> **Written exercise 1**
According to the swimming warm-up text, which team was the warm-up schedule prepared for?
> **Written exercise 2**
Pick up the swimming warm-up text after its final sentence and write what comes next.

> **Text to read**
Warming-Up for Swimmers

Warming-up is an often neglected task despite it's apparent benefits. I had the pleasure of preparing a warm-up schedule for the Squamish Titans this past week. Here's a bit of a summary for those of you who are swimmers, and a refresher for the Titans. 

1. All training should be goal-oriented, whether you're prepping for a triathlon or looking to maintain or improve your fitness. 

2. Goal-oriented training provides a good platform to understand your weak-links. 

3. Weak-links are best understood by doing a baseline test that encompasses all aspects of swimming, including your mobility and stability issues. 

4. An effective warm-up helps prime your system by addressing your mobility and stability issues. It also helps by getting your heart, muscles, joints, and tissues ready for high intensity activity. In essence, it can be a great tool to help you avoid injury. 

5. Work through the exercises bellow to understand your weak links. If one side feels stiffer than the other, focus on that side. If you know you have a hard time breathing to the left, make sure to work on the exercises that help with left rotation. If you know you have poor shoulder blade control, make sure to exercise your stabilizers. 


1. Neck rotation 


2. Mid-back rotation



3. Shoulder mobility 




4. Hip mobility 




1. WTYs


2. Swimmers




3. Breathers


4. Lunges


Sets and reps for each of these exercises will depend on what your body will take. Here are a couple of rules to follow when you're trying to figure out how far you should go: 

1. When you're working on mobility, your breath can really help to get you where you need to be. If you find yourself holding your breath it's your cue to back away - you're no longer getting any benefit.

> **Given data**

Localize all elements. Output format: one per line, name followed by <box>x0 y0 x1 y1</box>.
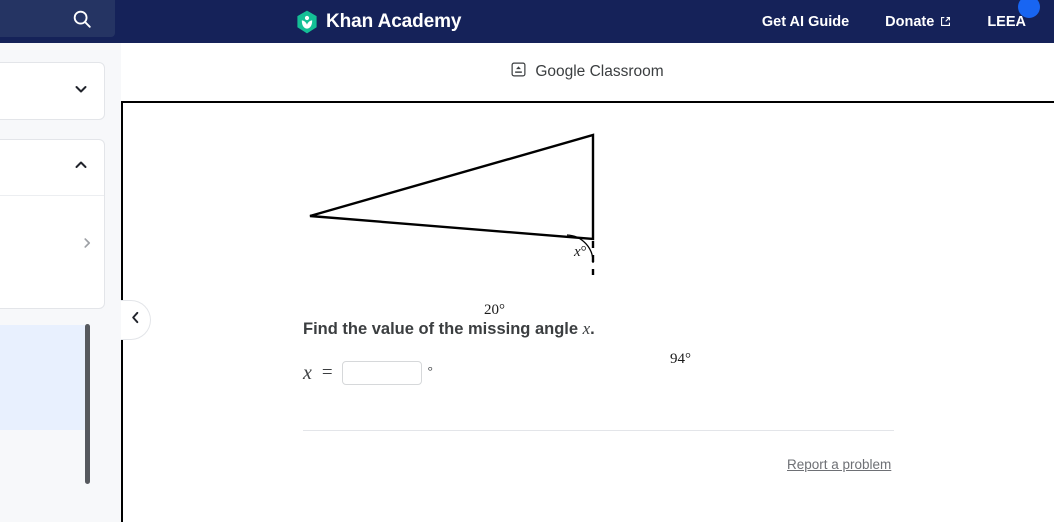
brand-name: Khan Academy <box>326 10 462 32</box>
triangle-figure <box>309 133 595 275</box>
page-root: Khan Academy Get AI Guide Donate LEEA Go… <box>0 0 1054 522</box>
nav-link-donate[interactable]: Donate <box>867 0 969 43</box>
chevron-right-icon[interactable] <box>80 236 94 255</box>
search-icon[interactable] <box>71 8 93 30</box>
user-account-button[interactable]: LEEA <box>969 0 1054 43</box>
answer-equals-sign: = <box>321 362 333 383</box>
answer-degree-symbol: ° <box>427 363 433 378</box>
nav-link-get-ai-guide[interactable]: Get AI Guide <box>744 0 867 43</box>
nav-link-label: Get AI Guide <box>761 13 850 30</box>
prompt-text: Find the value of the missing angle <box>303 320 583 338</box>
chevron-up-icon[interactable] <box>73 157 89 178</box>
sidebar-card-collapsed[interactable] <box>0 62 105 120</box>
nav-link-label: Donate <box>885 13 935 30</box>
external-link-icon <box>940 16 951 27</box>
figure-label-angle-x: x° <box>574 244 587 260</box>
sidebar-scrollbar[interactable] <box>85 324 90 484</box>
sidebar-card-header[interactable]: T.) <box>0 140 104 196</box>
sidebar-card-expanded: T.) UNIT 6 <box>0 139 105 309</box>
share-to-classroom-icon <box>511 62 526 82</box>
khan-academy-logo-icon <box>296 10 318 34</box>
google-classroom-bar: Google Classroom <box>121 43 1054 101</box>
figure-label-angle-20: 20° <box>484 302 505 318</box>
question-prompt: Find the value of the missing angle x. <box>303 319 595 339</box>
google-classroom-label: Google Classroom <box>535 63 664 80</box>
answer-variable-label: x <box>303 361 312 384</box>
chevron-left-icon[interactable] <box>128 310 143 330</box>
course-sidebar: T.) UNIT 6 <box>0 43 121 522</box>
prompt-period: . <box>590 320 595 338</box>
chevron-down-icon[interactable] <box>73 81 89 102</box>
answer-input[interactable] <box>341 361 422 385</box>
user-account-label: LEEA <box>987 13 1026 30</box>
nav-right-group: Get AI Guide Donate LEEA <box>744 0 1054 43</box>
notification-badge-icon[interactable] <box>1018 0 1040 18</box>
answer-row: x = ° <box>303 361 433 385</box>
figure-label-angle-94: 94° <box>670 351 691 367</box>
report-a-problem-link[interactable]: Report a problem <box>787 457 891 472</box>
sidebar-item-active[interactable] <box>0 325 86 430</box>
exercise-card: x° 20° 94° Find the value of the missing… <box>121 101 1054 522</box>
top-navigation-bar: Khan Academy Get AI Guide Donate LEEA <box>0 0 1054 43</box>
share-to-google-classroom-button[interactable]: Google Classroom <box>511 62 664 82</box>
brand-home-link[interactable]: Khan Academy <box>296 0 461 43</box>
search-input[interactable] <box>0 0 115 37</box>
footer-divider <box>303 430 894 431</box>
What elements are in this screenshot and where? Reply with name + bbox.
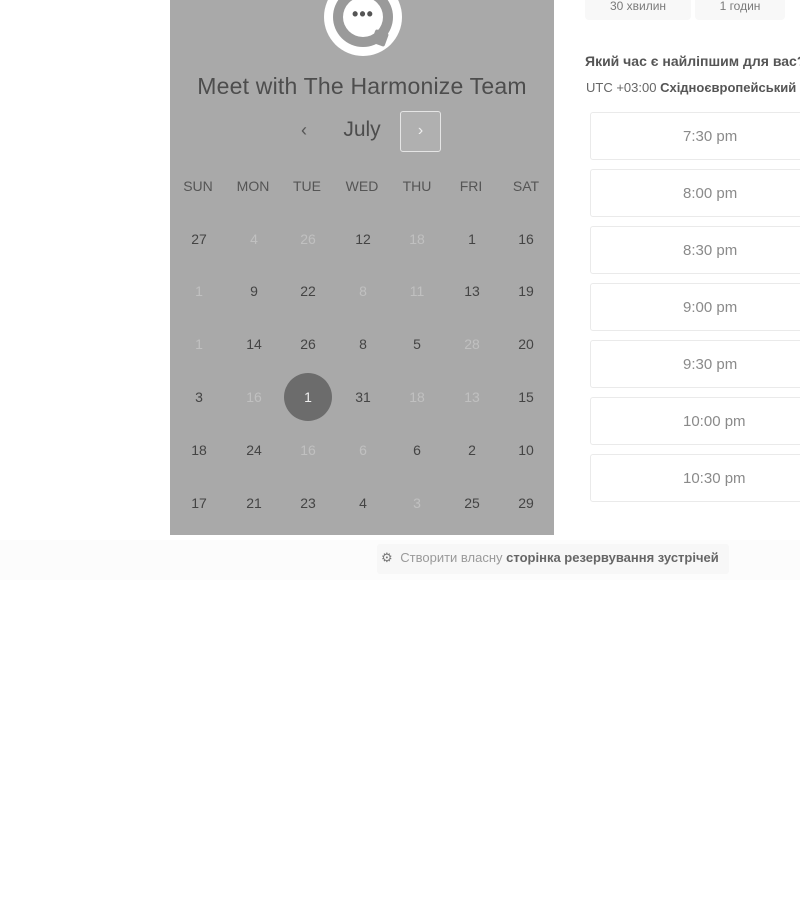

> **Written answer 1**
The Squamish Titans.

> **Written answer 2**
2. Quality over quantity! If you lose form after 5 reps stop the exercise and take a rest. Try it again once you've recovered and do your very best to stay in good form.

3. The old adage "No pain, no gain!" is completely false. Exercising should NEVER be a painful experience. If you get pain give it up and move on to the next exercise. Seek the help of a professional if you haven't already.


These exercises should give you an idea of where to start with your warm-up. They were chosen for their applicability to most swimmers. You may already have exercises that are currently addressing your weak links. For example, you may know to work on hamstring mobility before hopping into the pool. Keep doing it! Find what works for you. 

Once you've completed the basics get into the pool and start warming-up your whole system. The first 10 minutes should be focused on technique! Go slow and focus on your weak links. If you have a hard time reaching in freestyle, focus on your reach. If your breathing is sloppy to the right, focus on breathing to the right. Your warm-up has to be purposeful with a lot of brain power dedicated to the process. Enjoy it and find your rhythm. 

Finally, ease into your session and get ready to enjoy the feeling of your body ready to train!